## [THE EXERCISE]
Only the number is wanted: count the lines that contain "title".

* Start STORED RECORDS *

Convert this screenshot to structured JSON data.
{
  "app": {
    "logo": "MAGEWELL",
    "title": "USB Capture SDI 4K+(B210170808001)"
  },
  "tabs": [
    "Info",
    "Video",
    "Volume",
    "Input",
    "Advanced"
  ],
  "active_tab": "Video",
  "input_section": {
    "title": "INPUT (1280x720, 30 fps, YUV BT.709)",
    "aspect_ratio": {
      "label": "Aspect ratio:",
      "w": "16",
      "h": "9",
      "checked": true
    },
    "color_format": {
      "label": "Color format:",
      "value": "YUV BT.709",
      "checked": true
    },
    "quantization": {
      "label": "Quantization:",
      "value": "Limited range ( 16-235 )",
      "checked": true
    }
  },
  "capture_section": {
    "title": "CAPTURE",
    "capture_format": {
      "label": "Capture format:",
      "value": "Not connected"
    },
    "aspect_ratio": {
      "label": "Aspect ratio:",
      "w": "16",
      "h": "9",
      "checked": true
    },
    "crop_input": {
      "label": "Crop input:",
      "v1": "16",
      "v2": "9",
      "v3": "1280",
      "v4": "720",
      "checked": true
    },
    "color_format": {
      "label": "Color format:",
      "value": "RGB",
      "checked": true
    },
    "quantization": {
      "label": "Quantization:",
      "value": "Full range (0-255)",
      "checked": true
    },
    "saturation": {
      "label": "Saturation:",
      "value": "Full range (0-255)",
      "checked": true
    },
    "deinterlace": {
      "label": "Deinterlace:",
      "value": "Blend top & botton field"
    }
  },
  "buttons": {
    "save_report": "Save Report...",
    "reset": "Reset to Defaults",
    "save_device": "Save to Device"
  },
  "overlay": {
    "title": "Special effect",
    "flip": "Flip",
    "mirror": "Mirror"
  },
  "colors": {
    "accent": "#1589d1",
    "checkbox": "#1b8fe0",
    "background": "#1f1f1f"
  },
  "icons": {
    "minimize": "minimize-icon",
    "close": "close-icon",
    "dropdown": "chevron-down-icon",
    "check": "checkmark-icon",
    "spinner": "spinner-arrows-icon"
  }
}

* End STORED RECORDS *

## [TASK RESULT]
4